- _Task brief_: Show all lines holding the string "инфраструктуры".
== Material for this task ==
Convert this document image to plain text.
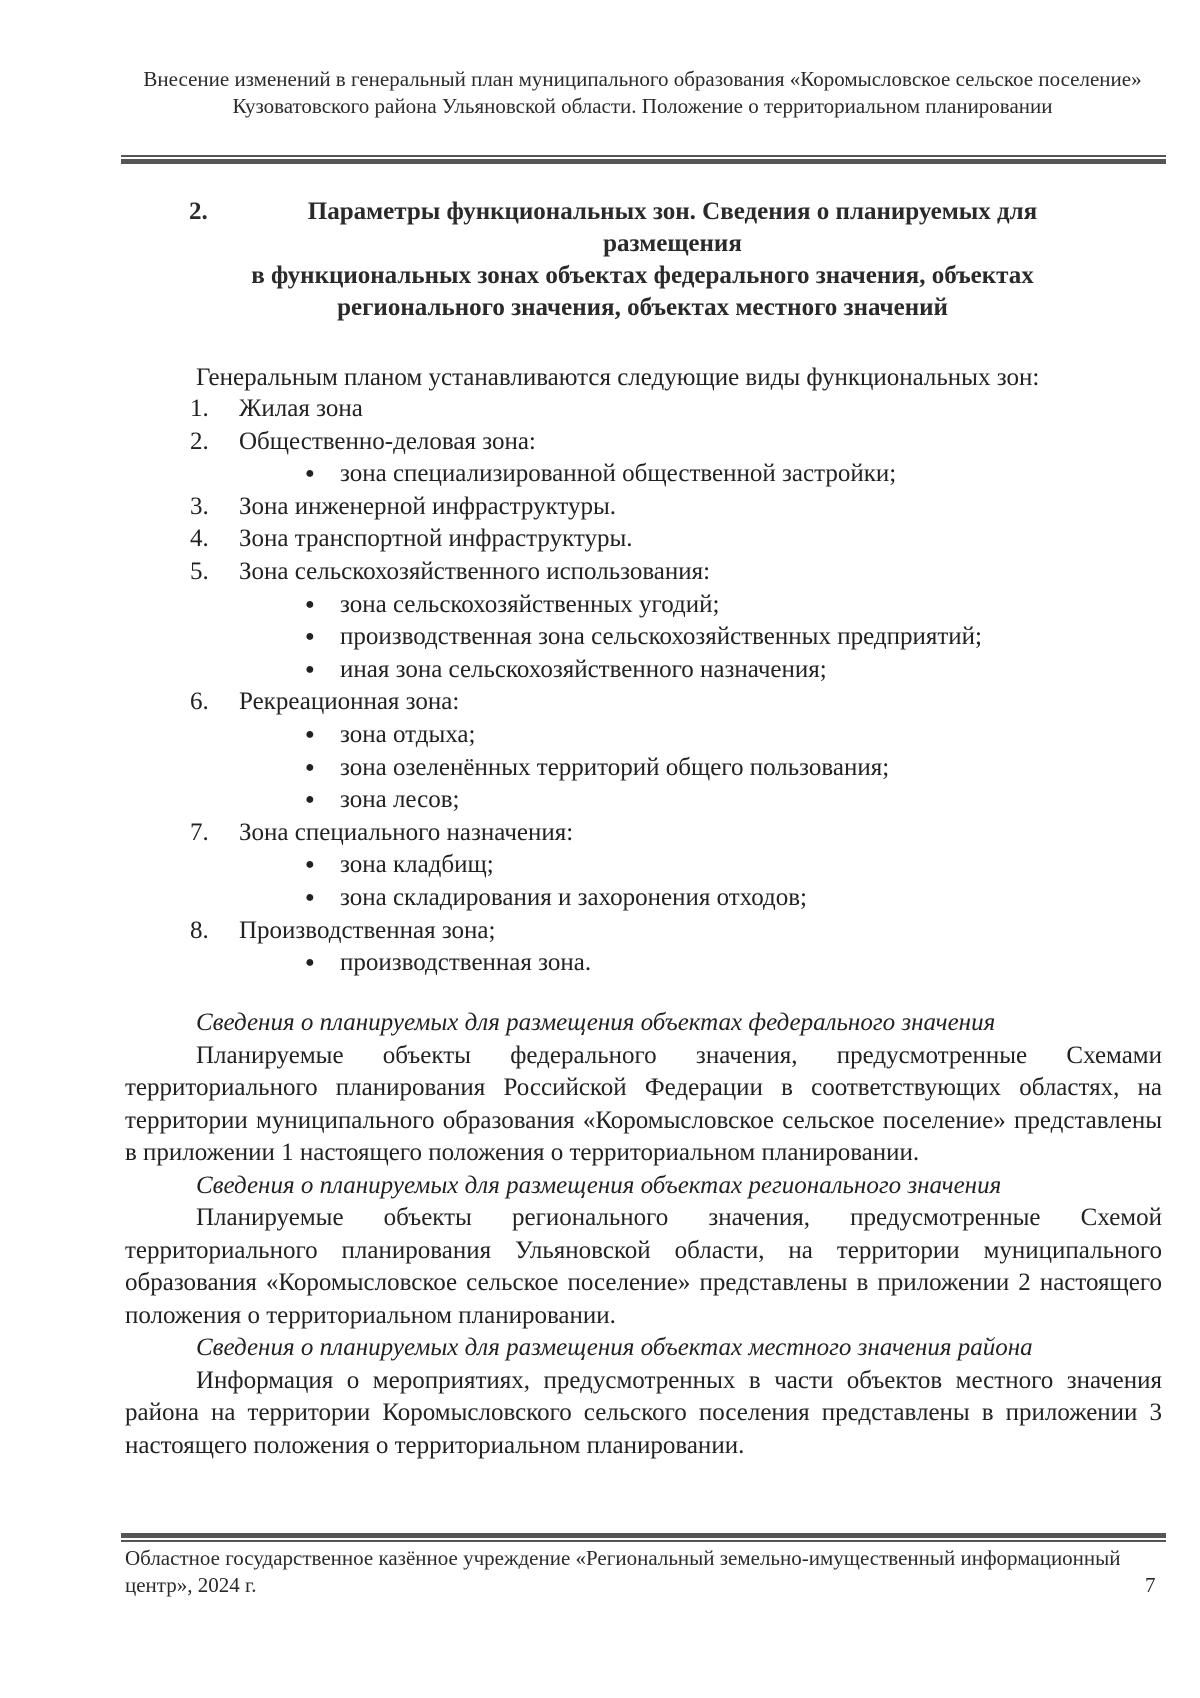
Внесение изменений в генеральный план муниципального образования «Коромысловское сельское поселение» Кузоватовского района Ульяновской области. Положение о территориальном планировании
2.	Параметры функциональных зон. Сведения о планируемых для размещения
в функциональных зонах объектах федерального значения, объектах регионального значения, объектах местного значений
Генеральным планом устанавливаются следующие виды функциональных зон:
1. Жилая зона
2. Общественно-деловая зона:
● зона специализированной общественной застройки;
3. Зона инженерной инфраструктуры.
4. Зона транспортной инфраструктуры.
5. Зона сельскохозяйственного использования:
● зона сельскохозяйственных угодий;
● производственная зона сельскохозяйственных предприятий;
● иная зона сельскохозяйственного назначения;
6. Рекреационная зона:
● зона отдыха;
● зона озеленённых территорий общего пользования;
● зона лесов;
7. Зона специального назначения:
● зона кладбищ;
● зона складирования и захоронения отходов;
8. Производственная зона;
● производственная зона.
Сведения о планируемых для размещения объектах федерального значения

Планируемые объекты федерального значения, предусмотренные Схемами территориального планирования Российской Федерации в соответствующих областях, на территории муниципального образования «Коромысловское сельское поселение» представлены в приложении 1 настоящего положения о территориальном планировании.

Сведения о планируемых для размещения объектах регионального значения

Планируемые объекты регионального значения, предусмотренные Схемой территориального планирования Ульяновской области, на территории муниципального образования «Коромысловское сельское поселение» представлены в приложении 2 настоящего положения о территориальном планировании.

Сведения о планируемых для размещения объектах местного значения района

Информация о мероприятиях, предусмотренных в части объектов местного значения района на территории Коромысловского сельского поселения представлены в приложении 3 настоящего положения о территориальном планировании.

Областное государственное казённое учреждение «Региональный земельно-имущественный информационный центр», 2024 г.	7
===
== Material for this task ==
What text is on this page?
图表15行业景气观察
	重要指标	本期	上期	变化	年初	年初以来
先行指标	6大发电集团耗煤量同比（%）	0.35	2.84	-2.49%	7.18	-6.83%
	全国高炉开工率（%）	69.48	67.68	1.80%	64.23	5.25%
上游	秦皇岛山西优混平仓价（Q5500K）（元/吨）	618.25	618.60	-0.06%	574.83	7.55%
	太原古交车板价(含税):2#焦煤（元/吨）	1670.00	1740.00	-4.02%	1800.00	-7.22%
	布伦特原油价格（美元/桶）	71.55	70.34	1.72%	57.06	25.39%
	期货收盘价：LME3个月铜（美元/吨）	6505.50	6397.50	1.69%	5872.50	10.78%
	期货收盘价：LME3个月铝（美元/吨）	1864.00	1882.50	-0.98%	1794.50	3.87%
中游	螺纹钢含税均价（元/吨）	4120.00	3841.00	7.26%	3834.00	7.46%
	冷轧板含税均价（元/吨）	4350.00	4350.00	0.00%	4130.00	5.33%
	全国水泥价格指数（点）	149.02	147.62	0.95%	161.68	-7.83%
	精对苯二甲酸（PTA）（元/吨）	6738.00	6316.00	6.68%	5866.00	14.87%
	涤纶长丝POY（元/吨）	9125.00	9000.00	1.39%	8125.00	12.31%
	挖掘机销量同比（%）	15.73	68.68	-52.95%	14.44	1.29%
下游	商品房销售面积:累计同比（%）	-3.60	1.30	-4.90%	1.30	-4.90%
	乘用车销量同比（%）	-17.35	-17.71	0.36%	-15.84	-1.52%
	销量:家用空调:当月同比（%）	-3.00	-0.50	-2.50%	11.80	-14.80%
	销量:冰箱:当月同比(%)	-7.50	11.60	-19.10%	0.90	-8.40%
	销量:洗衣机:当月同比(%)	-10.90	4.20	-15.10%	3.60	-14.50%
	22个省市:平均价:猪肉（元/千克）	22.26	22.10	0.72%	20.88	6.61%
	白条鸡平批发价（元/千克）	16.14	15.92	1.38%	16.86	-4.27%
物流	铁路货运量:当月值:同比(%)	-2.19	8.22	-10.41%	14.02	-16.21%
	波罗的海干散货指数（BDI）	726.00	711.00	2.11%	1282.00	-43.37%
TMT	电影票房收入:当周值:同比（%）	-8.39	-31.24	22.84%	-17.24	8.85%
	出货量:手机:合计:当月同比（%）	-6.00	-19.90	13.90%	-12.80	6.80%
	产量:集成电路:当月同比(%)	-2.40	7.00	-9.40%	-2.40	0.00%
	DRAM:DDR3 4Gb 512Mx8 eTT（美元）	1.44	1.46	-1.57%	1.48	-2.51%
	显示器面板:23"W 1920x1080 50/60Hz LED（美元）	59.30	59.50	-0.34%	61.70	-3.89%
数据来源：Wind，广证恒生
===
- _Answer for the task_:
3. Зона инженерной инфраструктуры.
4. Зона транспортной инфраструктуры.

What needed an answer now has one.